╭──
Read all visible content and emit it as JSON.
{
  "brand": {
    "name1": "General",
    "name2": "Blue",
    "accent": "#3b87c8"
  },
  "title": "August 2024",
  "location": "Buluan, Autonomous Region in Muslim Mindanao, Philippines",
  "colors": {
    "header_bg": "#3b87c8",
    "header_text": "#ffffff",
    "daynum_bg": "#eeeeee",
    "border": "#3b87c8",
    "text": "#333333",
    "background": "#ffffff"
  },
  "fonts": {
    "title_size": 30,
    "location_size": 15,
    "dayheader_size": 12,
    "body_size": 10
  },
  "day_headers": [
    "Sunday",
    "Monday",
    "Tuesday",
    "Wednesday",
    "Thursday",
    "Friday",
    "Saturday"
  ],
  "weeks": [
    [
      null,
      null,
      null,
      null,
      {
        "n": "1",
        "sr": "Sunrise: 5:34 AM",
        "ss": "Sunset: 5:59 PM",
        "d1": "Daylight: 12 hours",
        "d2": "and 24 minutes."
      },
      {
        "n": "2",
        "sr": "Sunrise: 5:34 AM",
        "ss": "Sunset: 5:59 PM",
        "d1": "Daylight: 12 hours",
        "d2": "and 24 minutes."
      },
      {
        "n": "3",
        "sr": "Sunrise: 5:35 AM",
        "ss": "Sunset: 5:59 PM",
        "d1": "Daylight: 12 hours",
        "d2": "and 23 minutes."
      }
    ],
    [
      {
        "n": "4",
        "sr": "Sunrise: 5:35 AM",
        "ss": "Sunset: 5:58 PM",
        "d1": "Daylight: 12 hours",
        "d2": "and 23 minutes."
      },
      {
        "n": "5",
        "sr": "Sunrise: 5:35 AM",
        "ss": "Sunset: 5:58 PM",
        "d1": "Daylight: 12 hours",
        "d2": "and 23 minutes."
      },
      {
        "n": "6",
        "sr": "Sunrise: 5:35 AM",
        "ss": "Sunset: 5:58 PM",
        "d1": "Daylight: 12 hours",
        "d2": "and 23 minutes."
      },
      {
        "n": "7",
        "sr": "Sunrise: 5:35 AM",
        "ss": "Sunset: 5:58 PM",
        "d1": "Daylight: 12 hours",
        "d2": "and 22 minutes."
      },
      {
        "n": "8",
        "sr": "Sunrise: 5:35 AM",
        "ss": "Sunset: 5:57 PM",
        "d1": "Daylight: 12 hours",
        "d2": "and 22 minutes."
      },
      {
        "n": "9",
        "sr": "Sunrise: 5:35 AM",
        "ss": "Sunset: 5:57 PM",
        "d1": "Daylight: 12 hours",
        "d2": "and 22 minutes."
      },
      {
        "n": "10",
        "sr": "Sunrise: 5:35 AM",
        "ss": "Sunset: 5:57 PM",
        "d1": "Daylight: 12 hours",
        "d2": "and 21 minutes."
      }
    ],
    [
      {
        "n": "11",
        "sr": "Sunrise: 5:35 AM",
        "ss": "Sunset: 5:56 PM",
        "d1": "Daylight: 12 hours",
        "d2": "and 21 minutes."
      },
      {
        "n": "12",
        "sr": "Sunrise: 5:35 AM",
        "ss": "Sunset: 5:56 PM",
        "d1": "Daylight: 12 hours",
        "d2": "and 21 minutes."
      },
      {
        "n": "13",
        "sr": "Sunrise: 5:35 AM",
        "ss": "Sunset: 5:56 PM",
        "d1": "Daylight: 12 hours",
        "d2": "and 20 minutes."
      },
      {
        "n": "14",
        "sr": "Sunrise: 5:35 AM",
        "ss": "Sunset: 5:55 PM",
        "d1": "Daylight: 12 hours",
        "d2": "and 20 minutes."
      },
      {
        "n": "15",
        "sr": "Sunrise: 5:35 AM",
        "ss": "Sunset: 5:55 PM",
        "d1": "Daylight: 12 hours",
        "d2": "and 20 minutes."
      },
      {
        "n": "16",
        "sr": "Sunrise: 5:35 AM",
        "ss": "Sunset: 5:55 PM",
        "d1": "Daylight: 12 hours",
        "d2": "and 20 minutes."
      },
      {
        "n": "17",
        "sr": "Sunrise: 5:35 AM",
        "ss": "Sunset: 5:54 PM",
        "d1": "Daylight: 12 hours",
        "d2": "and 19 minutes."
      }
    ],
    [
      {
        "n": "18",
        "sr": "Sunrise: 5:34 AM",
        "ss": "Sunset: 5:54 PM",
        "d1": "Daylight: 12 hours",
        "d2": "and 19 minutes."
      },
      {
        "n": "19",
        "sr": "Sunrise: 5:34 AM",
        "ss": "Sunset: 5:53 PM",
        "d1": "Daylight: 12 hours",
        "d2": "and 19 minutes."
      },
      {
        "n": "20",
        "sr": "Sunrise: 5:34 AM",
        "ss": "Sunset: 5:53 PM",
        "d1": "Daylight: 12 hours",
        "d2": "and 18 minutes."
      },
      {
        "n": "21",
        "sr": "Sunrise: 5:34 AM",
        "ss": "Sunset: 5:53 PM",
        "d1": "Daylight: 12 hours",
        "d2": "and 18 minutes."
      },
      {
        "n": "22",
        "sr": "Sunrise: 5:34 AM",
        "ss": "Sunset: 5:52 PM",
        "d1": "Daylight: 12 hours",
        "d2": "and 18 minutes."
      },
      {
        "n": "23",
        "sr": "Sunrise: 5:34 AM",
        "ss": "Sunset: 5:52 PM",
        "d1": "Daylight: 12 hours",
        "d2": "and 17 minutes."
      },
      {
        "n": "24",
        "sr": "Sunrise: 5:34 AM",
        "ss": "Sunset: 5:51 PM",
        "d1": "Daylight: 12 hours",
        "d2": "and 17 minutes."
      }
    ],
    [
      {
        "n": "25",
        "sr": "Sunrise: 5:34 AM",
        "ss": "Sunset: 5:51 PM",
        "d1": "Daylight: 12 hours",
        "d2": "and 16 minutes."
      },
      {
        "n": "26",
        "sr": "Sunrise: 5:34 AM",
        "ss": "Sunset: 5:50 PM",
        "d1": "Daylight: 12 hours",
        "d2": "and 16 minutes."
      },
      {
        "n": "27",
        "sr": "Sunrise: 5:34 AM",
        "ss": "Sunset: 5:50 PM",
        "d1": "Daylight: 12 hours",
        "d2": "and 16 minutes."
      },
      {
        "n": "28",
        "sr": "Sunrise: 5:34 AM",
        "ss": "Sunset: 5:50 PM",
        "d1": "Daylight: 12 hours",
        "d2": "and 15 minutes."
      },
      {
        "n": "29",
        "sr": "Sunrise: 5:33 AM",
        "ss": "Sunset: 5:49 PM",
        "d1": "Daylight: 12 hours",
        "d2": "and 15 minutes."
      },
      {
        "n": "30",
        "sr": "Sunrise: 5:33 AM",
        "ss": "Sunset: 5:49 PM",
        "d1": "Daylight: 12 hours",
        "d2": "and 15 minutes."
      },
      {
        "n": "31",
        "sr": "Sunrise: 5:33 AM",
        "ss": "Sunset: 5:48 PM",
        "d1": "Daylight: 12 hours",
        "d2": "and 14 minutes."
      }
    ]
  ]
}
╰──
**GOAL**
Transcribe the material above in its entirety. Match it exactly.

**SOLUTION FOR THIS PROBLEM**
Read all visible content and emit it as JSON.
{
  "brand": {
    "name1": "General",
    "name2": "Blue",
    "accent": "#3b87c8"
  },
  "title": "August 2024",
  "location": "Buluan, Autonomous Region in Muslim Mindanao, Philippines",
  "colors": {
    "header_bg": "#3b87c8",
    "header_text": "#ffffff",
    "daynum_bg": "#eeeeee",
    "border": "#3b87c8",
    "text": "#333333",
    "background": "#ffffff"
  },
  "fonts": {
    "title_size": 30,
    "location_size": 15,
    "dayheader_size": 12,
    "body_size": 10
  },
  "day_headers": [
    "Sunday",
    "Monday",
    "Tuesday",
    "Wednesday",
    "Thursday",
    "Friday",
    "Saturday"
  ],
  "weeks": [
    [
      null,
      null,
      null,
      null,
      {
        "n": "1",
        "sr": "Sunrise: 5:34 AM",
        "ss": "Sunset: 5:59 PM",
        "d1": "Daylight: 12 hours",
        "d2": "and 24 minutes."
      },
      {
        "n": "2",
        "sr": "Sunrise: 5:34 AM",
        "ss": "Sunset: 5:59 PM",
        "d1": "Daylight: 12 hours",
        "d2": "and 24 minutes."
      },
      {
        "n": "3",
        "sr": "Sunrise: 5:35 AM",
        "ss": "Sunset: 5:59 PM",
        "d1": "Daylight: 12 hours",
        "d2": "and 23 minutes."
      }
    ],
    [
      {
        "n": "4",
        "sr": "Sunrise: 5:35 AM",
        "ss": "Sunset: 5:58 PM",
        "d1": "Daylight: 12 hours",
        "d2": "and 23 minutes."
      },
      {
        "n": "5",
        "sr": "Sunrise: 5:35 AM",
        "ss": "Sunset: 5:58 PM",
        "d1": "Daylight: 12 hours",
        "d2": "and 23 minutes."
      },
      {
        "n": "6",
        "sr": "Sunrise: 5:35 AM",
        "ss": "Sunset: 5:58 PM",
        "d1": "Daylight: 12 hours",
        "d2": "and 23 minutes."
      },
      {
        "n": "7",
        "sr": "Sunrise: 5:35 AM",
        "ss": "Sunset: 5:58 PM",
        "d1": "Daylight: 12 hours",
        "d2": "and 22 minutes."
      },
      {
        "n": "8",
        "sr": "Sunrise: 5:35 AM",
        "ss": "Sunset: 5:57 PM",
        "d1": "Daylight: 12 hours",
        "d2": "and 22 minutes."
      },
      {
        "n": "9",
        "sr": "Sunrise: 5:35 AM",
        "ss": "Sunset: 5:57 PM",
        "d1": "Daylight: 12 hours",
        "d2": "and 22 minutes."
      },
      {
        "n": "10",
        "sr": "Sunrise: 5:35 AM",
        "ss": "Sunset: 5:57 PM",
        "d1": "Daylight: 12 hours",
        "d2": "and 21 minutes."
      }
    ],
    [
      {
        "n": "11",
        "sr": "Sunrise: 5:35 AM",
        "ss": "Sunset: 5:56 PM",
        "d1": "Daylight: 12 hours",
        "d2": "and 21 minutes."
      },
      {
        "n": "12",
        "sr": "Sunrise: 5:35 AM",
        "ss": "Sunset: 5:56 PM",
        "d1": "Daylight: 12 hours",
        "d2": "and 21 minutes."
      },
      {
        "n": "13",
        "sr": "Sunrise: 5:35 AM",
        "ss": "Sunset: 5:56 PM",
        "d1": "Daylight: 12 hours",
        "d2": "and 20 minutes."
      },
      {
        "n": "14",
        "sr": "Sunrise: 5:35 AM",
        "ss": "Sunset: 5:55 PM",
        "d1": "Daylight: 12 hours",
        "d2": "and 20 minutes."
      },
      {
        "n": "15",
        "sr": "Sunrise: 5:35 AM",
        "ss": "Sunset: 5:55 PM",
        "d1": "Daylight: 12 hours",
        "d2": "and 20 minutes."
      },
      {
        "n": "16",
        "sr": "Sunrise: 5:35 AM",
        "ss": "Sunset: 5:55 PM",
        "d1": "Daylight: 12 hours",
        "d2": "and 20 minutes."
      },
      {
        "n": "17",
        "sr": "Sunrise: 5:35 AM",
        "ss": "Sunset: 5:54 PM",
        "d1": "Daylight: 12 hours",
        "d2": "and 19 minutes."
      }
    ],
    [
      {
        "n": "18",
        "sr": "Sunrise: 5:34 AM",
        "ss": "Sunset: 5:54 PM",
        "d1": "Daylight: 12 hours",
        "d2": "and 19 minutes."
      },
      {
        "n": "19",
        "sr": "Sunrise: 5:34 AM",
        "ss": "Sunset: 5:53 PM",
        "d1": "Daylight: 12 hours",
        "d2": "and 19 minutes."
      },
      {
        "n": "20",
        "sr": "Sunrise: 5:34 AM",
        "ss": "Sunset: 5:53 PM",
        "d1": "Daylight: 12 hours",
        "d2": "and 18 minutes."
      },
      {
        "n": "21",
        "sr": "Sunrise: 5:34 AM",
        "ss": "Sunset: 5:53 PM",
        "d1": "Daylight: 12 hours",
        "d2": "and 18 minutes."
      },
      {
        "n": "22",
        "sr": "Sunrise: 5:34 AM",
        "ss": "Sunset: 5:52 PM",
        "d1": "Daylight: 12 hours",
        "d2": "and 18 minutes."
      },
      {
        "n": "23",
        "sr": "Sunrise: 5:34 AM",
        "ss": "Sunset: 5:52 PM",
        "d1": "Daylight: 12 hours",
        "d2": "and 17 minutes."
      },
      {
        "n": "24",
        "sr": "Sunrise: 5:34 AM",
        "ss": "Sunset: 5:51 PM",
        "d1": "Daylight: 12 hours",
        "d2": "and 17 minutes."
      }
    ],
    [
      {
        "n": "25",
        "sr": "Sunrise: 5:34 AM",
        "ss": "Sunset: 5:51 PM",
        "d1": "Daylight: 12 hours",
        "d2": "and 16 minutes."
      },
      {
        "n": "26",
        "sr": "Sunrise: 5:34 AM",
        "ss": "Sunset: 5:50 PM",
        "d1": "Daylight: 12 hours",
        "d2": "and 16 minutes."
      },
      {
        "n": "27",
        "sr": "Sunrise: 5:34 AM",
        "ss": "Sunset: 5:50 PM",
        "d1": "Daylight: 12 hours",
        "d2": "and 16 minutes."
      },
      {
        "n": "28",
        "sr": "Sunrise: 5:34 AM",
        "ss": "Sunset: 5:50 PM",
        "d1": "Daylight: 12 hours",
        "d2": "and 15 minutes."
      },
      {
        "n": "29",
        "sr": "Sunrise: 5:33 AM",
        "ss": "Sunset: 5:49 PM",
        "d1": "Daylight: 12 hours",
        "d2": "and 15 minutes."
      },
      {
        "n": "30",
        "sr": "Sunrise: 5:33 AM",
        "ss": "Sunset: 5:49 PM",
        "d1": "Daylight: 12 hours",
        "d2": "and 15 minutes."
      },
      {
        "n": "31",
        "sr": "Sunrise: 5:33 AM",
        "ss": "Sunset: 5:48 PM",
        "d1": "Daylight: 12 hours",
        "d2": "and 14 minutes."
      }
    ]
  ]
}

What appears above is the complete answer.